■ **EXERCISE**: Copy each line with the word "name" in it.

■ **MATERIAL SHOWN**:
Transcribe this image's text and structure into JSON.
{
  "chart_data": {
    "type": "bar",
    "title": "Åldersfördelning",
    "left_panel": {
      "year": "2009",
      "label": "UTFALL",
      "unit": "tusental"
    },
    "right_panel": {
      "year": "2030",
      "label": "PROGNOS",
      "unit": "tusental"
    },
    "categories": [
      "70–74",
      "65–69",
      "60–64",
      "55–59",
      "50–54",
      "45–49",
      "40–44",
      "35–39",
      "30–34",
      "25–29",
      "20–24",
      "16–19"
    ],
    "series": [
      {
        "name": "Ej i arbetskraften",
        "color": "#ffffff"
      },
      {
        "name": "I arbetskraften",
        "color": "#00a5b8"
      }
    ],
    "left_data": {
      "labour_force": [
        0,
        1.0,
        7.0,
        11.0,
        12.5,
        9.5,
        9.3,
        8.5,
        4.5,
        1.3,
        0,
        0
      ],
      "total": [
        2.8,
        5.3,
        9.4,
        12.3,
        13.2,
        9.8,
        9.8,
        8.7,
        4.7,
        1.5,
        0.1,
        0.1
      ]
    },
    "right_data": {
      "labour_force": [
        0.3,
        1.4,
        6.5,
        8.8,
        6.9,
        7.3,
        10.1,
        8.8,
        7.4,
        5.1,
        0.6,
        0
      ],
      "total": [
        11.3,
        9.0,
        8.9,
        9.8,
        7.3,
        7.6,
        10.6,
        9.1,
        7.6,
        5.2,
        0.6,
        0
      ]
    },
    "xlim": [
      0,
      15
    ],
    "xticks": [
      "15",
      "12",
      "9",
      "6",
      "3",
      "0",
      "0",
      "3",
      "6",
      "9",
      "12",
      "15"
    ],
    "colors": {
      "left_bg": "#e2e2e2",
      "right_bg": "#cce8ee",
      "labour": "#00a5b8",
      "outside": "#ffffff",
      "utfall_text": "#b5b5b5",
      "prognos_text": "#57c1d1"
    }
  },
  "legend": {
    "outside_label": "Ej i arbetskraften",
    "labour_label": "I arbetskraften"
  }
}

■ **WRITTEN REPLY**:
        "name": "Ej i arbetskraften",
        "name": "I arbetskraften",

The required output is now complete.